* [Requirement]:
Copy every entry exactly.

== Given records ==

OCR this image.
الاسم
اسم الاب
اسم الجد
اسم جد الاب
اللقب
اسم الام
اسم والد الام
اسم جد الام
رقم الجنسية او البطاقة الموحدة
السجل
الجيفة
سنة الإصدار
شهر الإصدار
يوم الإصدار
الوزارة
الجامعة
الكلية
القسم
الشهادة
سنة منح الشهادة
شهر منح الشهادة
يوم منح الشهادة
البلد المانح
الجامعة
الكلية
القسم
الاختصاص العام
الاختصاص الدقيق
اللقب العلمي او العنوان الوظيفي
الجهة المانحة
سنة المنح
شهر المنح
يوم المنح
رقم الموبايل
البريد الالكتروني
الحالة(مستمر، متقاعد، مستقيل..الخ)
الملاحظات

===

* [Task result]:
OCR this image.
الاسم
اسم الاب
اسم الجد
اسم جد الاب
اللقب
اسم الام
اسم والد الام
اسم جد الام
رقم الجنسية او البطاقة الموحدة
السجل
الجيفة
سنة الإصدار
شهر الإصدار
يوم الإصدار
الوزارة
الجامعة
الكلية
القسم
الشهادة
سنة منح الشهادة
شهر منح الشهادة
يوم منح الشهادة
البلد المانح
الجامعة
الكلية
القسم
الاختصاص العام
الاختصاص الدقيق
اللقب العلمي او العنوان الوظيفي
الجهة المانحة
سنة المنح
شهر المنح
يوم المنح
رقم الموبايل
البريد الالكتروني
الحالة(مستمر، متقاعد، مستقيل..الخ)
الملاحظات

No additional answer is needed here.